Dataset records:
START

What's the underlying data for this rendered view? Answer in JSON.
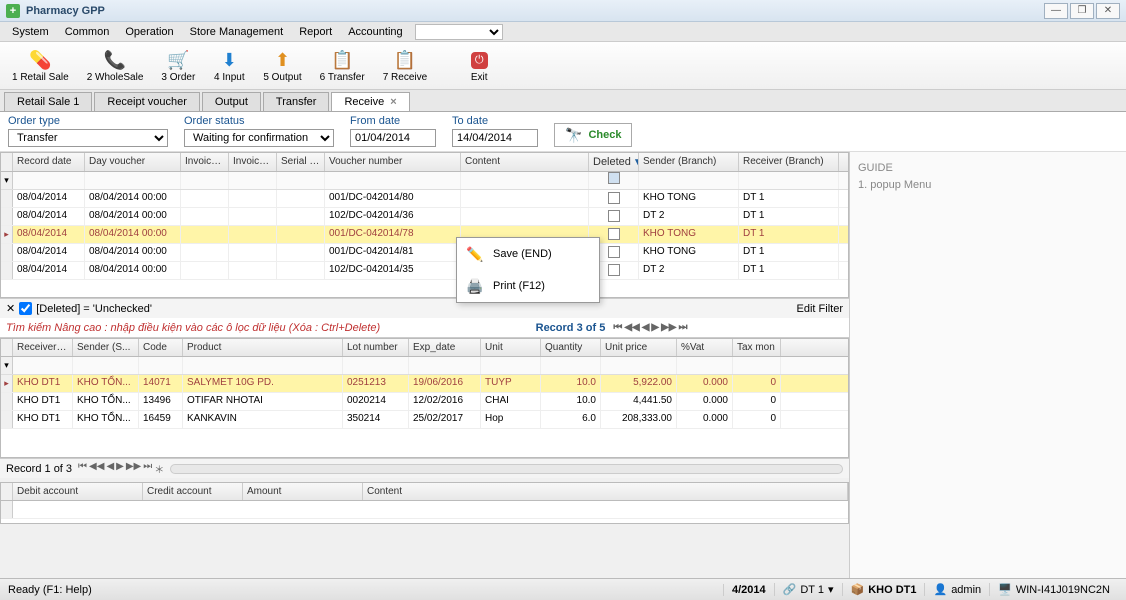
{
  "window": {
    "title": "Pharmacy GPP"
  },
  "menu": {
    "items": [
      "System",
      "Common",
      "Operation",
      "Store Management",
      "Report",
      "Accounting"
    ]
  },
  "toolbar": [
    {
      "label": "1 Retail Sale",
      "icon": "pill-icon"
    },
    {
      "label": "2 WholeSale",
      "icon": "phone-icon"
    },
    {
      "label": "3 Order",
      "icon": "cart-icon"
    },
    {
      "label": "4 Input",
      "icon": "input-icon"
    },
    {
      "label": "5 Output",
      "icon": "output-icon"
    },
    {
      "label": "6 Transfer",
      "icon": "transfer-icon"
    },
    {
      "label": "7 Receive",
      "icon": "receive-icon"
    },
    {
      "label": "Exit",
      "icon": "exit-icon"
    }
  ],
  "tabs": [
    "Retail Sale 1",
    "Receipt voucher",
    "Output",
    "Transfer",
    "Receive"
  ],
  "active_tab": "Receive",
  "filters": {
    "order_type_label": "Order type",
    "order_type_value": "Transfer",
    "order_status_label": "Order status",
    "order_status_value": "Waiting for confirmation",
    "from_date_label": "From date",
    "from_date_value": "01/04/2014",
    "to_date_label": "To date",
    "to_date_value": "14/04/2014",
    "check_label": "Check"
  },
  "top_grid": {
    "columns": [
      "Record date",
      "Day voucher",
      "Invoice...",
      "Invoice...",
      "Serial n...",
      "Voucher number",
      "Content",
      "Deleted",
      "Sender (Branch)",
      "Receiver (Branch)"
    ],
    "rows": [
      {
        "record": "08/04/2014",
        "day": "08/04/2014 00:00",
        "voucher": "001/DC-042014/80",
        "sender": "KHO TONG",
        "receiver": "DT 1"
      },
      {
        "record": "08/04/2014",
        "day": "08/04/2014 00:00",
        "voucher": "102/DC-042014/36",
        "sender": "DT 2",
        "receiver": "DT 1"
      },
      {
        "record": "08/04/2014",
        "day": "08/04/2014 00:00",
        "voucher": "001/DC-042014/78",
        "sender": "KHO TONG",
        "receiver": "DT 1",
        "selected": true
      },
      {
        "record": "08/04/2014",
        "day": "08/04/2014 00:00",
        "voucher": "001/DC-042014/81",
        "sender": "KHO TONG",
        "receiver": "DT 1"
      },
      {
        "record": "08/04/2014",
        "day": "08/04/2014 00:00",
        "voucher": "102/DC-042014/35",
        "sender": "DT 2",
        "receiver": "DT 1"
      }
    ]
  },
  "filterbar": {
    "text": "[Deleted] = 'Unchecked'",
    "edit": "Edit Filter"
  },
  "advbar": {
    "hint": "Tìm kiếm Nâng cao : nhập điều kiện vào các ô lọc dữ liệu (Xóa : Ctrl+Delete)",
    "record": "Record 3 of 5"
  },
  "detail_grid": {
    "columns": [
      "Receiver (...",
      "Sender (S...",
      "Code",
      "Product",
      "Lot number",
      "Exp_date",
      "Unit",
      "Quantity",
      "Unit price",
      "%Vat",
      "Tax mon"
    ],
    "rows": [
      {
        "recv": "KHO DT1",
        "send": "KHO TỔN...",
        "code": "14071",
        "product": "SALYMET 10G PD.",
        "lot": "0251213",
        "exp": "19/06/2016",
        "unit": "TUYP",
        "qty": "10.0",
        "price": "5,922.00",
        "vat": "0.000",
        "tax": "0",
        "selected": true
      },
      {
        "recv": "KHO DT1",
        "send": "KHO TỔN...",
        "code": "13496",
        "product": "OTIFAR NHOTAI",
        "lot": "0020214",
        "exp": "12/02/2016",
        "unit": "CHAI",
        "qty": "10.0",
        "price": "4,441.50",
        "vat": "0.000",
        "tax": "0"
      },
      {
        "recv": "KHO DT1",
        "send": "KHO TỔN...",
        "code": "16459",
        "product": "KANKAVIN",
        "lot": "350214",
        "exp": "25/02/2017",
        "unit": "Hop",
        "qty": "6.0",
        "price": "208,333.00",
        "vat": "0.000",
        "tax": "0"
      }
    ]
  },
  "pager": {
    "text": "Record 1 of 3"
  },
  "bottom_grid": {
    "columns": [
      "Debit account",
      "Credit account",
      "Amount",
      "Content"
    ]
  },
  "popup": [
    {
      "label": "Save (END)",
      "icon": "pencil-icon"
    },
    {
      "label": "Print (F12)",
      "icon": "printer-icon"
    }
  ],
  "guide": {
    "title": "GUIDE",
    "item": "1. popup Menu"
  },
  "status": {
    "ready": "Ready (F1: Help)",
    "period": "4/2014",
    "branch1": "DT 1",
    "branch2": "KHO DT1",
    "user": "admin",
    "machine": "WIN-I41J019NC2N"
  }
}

END

AIM:
Write the lines above out again exactly, without any of their pictures.

REPLY TO THE TASK:
What's the underlying data for this rendered view? Answer in JSON.
{
  "window": {
    "title": "Pharmacy GPP"
  },
  "menu": {
    "items": [
      "System",
      "Common",
      "Operation",
      "Store Management",
      "Report",
      "Accounting"
    ]
  },
  "toolbar": [
    {
      "label": "1 Retail Sale",
      "icon": "pill-icon"
    },
    {
      "label": "2 WholeSale",
      "icon": "phone-icon"
    },
    {
      "label": "3 Order",
      "icon": "cart-icon"
    },
    {
      "label": "4 Input",
      "icon": "input-icon"
    },
    {
      "label": "5 Output",
      "icon": "output-icon"
    },
    {
      "label": "6 Transfer",
      "icon": "transfer-icon"
    },
    {
      "label": "7 Receive",
      "icon": "receive-icon"
    },
    {
      "label": "Exit",
      "icon": "exit-icon"
    }
  ],
  "tabs": [
    "Retail Sale 1",
    "Receipt voucher",
    "Output",
    "Transfer",
    "Receive"
  ],
  "active_tab": "Receive",
  "filters": {
    "order_type_label": "Order type",
    "order_type_value": "Transfer",
    "order_status_label": "Order status",
    "order_status_value": "Waiting for confirmation",
    "from_date_label": "From date",
    "from_date_value": "01/04/2014",
    "to_date_label": "To date",
    "to_date_value": "14/04/2014",
    "check_label": "Check"
  },
  "top_grid": {
    "columns": [
      "Record date",
      "Day voucher",
      "Invoice...",
      "Invoice...",
      "Serial n...",
      "Voucher number",
      "Content",
      "Deleted",
      "Sender (Branch)",
      "Receiver (Branch)"
    ],
    "rows": [
      {
        "record": "08/04/2014",
        "day": "08/04/2014 00:00",
        "voucher": "001/DC-042014/80",
        "sender": "KHO TONG",
        "receiver": "DT 1"
      },
      {
        "record": "08/04/2014",
        "day": "08/04/2014 00:00",
        "voucher": "102/DC-042014/36",
        "sender": "DT 2",
        "receiver": "DT 1"
      },
      {
        "record": "08/04/2014",
        "day": "08/04/2014 00:00",
        "voucher": "001/DC-042014/78",
        "sender": "KHO TONG",
        "receiver": "DT 1",
        "selected": true
      },
      {
        "record": "08/04/2014",
        "day": "08/04/2014 00:00",
        "voucher": "001/DC-042014/81",
        "sender": "KHO TONG",
        "receiver": "DT 1"
      },
      {
        "record": "08/04/2014",
        "day": "08/04/2014 00:00",
        "voucher": "102/DC-042014/35",
        "sender": "DT 2",
        "receiver": "DT 1"
      }
    ]
  },
  "filterbar": {
    "text": "[Deleted] = 'Unchecked'",
    "edit": "Edit Filter"
  },
  "advbar": {
    "hint": "Tìm kiếm Nâng cao : nhập điều kiện vào các ô lọc dữ liệu (Xóa : Ctrl+Delete)",
    "record": "Record 3 of 5"
  },
  "detail_grid": {
    "columns": [
      "Receiver (...",
      "Sender (S...",
      "Code",
      "Product",
      "Lot number",
      "Exp_date",
      "Unit",
      "Quantity",
      "Unit price",
      "%Vat",
      "Tax mon"
    ],
    "rows": [
      {
        "recv": "KHO DT1",
        "send": "KHO TỔN...",
        "code": "14071",
        "product": "SALYMET 10G PD.",
        "lot": "0251213",
        "exp": "19/06/2016",
        "unit": "TUYP",
        "qty": "10.0",
        "price": "5,922.00",
        "vat": "0.000",
        "tax": "0",
        "selected": true
      },
      {
        "recv": "KHO DT1",
        "send": "KHO TỔN...",
        "code": "13496",
        "product": "OTIFAR NHOTAI",
        "lot": "0020214",
        "exp": "12/02/2016",
        "unit": "CHAI",
        "qty": "10.0",
        "price": "4,441.50",
        "vat": "0.000",
        "tax": "0"
      },
      {
        "recv": "KHO DT1",
        "send": "KHO TỔN...",
        "code": "16459",
        "product": "KANKAVIN",
        "lot": "350214",
        "exp": "25/02/2017",
        "unit": "Hop",
        "qty": "6.0",
        "price": "208,333.00",
        "vat": "0.000",
        "tax": "0"
      }
    ]
  },
  "pager": {
    "text": "Record 1 of 3"
  },
  "bottom_grid": {
    "columns": [
      "Debit account",
      "Credit account",
      "Amount",
      "Content"
    ]
  },
  "popup": [
    {
      "label": "Save (END)",
      "icon": "pencil-icon"
    },
    {
      "label": "Print (F12)",
      "icon": "printer-icon"
    }
  ],
  "guide": {
    "title": "GUIDE",
    "item": "1. popup Menu"
  },
  "status": {
    "ready": "Ready (F1: Help)",
    "period": "4/2014",
    "branch1": "DT 1",
    "branch2": "KHO DT1",
    "user": "admin",
    "machine": "WIN-I41J019NC2N"
  }
}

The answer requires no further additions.